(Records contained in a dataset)
_ _ _ _

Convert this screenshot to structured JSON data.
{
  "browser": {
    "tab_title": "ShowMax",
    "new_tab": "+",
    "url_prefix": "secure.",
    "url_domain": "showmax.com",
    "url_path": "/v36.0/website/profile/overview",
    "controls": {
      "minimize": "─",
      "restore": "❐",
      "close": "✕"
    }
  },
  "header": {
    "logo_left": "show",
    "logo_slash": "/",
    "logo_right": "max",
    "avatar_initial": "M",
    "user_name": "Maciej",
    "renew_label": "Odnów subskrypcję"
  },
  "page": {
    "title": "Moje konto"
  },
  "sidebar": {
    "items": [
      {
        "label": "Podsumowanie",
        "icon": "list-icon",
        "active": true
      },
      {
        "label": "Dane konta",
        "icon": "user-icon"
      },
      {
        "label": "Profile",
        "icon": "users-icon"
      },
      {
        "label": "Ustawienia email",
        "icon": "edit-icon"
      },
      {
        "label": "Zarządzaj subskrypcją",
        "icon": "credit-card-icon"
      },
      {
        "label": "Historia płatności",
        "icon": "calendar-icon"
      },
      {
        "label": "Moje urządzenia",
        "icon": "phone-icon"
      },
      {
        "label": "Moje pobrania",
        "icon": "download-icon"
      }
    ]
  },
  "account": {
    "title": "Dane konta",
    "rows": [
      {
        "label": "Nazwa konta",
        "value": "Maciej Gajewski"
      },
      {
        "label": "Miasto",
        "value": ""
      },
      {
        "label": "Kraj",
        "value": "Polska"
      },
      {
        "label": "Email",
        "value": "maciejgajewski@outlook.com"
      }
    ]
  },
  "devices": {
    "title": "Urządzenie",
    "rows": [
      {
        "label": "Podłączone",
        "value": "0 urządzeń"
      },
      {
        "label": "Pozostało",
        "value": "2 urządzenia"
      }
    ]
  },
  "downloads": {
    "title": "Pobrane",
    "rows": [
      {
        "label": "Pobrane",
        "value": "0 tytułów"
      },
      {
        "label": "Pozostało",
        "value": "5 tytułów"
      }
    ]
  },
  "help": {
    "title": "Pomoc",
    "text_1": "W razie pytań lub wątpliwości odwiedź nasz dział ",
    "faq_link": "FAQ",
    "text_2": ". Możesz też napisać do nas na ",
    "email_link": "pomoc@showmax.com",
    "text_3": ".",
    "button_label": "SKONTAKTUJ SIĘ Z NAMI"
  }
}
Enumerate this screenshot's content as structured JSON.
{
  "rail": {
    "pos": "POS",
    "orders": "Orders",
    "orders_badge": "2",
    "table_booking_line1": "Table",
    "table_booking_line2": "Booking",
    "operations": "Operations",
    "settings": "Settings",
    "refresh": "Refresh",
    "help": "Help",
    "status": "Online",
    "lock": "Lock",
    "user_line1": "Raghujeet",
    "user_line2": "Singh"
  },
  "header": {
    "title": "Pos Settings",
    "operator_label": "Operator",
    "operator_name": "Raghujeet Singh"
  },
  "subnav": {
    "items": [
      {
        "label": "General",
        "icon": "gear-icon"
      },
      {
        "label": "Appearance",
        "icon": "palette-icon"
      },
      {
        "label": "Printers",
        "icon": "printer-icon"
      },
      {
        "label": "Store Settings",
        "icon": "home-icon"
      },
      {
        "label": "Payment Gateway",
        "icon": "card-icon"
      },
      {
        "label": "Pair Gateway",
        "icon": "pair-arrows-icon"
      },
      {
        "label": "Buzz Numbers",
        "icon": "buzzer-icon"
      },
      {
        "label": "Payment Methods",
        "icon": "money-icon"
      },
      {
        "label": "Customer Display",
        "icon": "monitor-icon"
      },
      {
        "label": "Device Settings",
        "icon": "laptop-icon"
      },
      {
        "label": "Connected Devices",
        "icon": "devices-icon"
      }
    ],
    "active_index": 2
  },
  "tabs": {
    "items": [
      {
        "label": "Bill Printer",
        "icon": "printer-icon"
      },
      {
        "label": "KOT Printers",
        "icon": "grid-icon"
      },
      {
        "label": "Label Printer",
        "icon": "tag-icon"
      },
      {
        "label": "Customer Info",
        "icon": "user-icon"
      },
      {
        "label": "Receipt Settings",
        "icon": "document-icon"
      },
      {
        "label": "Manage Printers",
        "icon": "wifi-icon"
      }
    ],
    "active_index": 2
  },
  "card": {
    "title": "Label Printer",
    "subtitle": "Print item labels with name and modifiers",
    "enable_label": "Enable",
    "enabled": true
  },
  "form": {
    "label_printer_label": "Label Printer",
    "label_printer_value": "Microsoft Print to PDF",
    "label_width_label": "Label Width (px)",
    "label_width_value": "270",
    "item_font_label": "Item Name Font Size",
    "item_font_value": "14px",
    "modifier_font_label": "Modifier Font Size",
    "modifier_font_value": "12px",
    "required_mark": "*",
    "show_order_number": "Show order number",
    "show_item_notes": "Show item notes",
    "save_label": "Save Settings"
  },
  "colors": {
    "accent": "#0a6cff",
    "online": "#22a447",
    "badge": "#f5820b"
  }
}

_ _ _ _

> Goal of the exercise
Show all lines from the data above in which the word "Raghujeet" appears.

> Exercise answer
    "user_line1": "Raghujeet",
    "operator_name": "Raghujeet Singh"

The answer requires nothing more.